** begin DATA TO USE **

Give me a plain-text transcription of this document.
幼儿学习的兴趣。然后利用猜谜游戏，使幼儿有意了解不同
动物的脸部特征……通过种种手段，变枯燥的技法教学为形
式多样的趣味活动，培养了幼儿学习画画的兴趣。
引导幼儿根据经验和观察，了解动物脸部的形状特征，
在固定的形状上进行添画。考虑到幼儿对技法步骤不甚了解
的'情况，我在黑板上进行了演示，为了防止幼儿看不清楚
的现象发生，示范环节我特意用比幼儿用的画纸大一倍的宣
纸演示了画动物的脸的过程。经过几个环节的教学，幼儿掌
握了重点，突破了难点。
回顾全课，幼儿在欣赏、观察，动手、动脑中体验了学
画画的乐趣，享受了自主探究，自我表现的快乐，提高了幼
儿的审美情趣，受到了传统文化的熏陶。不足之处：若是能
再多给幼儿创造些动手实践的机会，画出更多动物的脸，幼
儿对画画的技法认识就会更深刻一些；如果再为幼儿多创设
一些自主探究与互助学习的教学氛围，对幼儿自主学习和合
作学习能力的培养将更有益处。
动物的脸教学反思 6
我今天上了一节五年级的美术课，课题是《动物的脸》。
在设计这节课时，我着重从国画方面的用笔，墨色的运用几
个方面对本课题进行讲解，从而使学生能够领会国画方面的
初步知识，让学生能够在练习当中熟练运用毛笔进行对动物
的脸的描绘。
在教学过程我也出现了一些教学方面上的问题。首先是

** end DATA TO USE **

=== WRITTEN EXERCISE ===
Above are some records; repeat all of them exactly.

=== EXPECTED ANSWER ===
Give me a plain-text transcription of this document.
幼儿学习的兴趣。然后利用猜谜游戏，使幼儿有意了解不同
动物的脸部特征……通过种种手段，变枯燥的技法教学为形
式多样的趣味活动，培养了幼儿学习画画的兴趣。
引导幼儿根据经验和观察，了解动物脸部的形状特征，
在固定的形状上进行添画。考虑到幼儿对技法步骤不甚了解
的'情况，我在黑板上进行了演示，为了防止幼儿看不清楚
的现象发生，示范环节我特意用比幼儿用的画纸大一倍的宣
纸演示了画动物的脸的过程。经过几个环节的教学，幼儿掌
握了重点，突破了难点。
回顾全课，幼儿在欣赏、观察，动手、动脑中体验了学
画画的乐趣，享受了自主探究，自我表现的快乐，提高了幼
儿的审美情趣，受到了传统文化的熏陶。不足之处：若是能
再多给幼儿创造些动手实践的机会，画出更多动物的脸，幼
儿对画画的技法认识就会更深刻一些；如果再为幼儿多创设
一些自主探究与互助学习的教学氛围，对幼儿自主学习和合
作学习能力的培养将更有益处。
动物的脸教学反思 6
我今天上了一节五年级的美术课，课题是《动物的脸》。
在设计这节课时，我着重从国画方面的用笔，墨色的运用几
个方面对本课题进行讲解，从而使学生能够领会国画方面的
初步知识，让学生能够在练习当中熟练运用毛笔进行对动物
的脸的描绘。
在教学过程我也出现了一些教学方面上的问题。首先是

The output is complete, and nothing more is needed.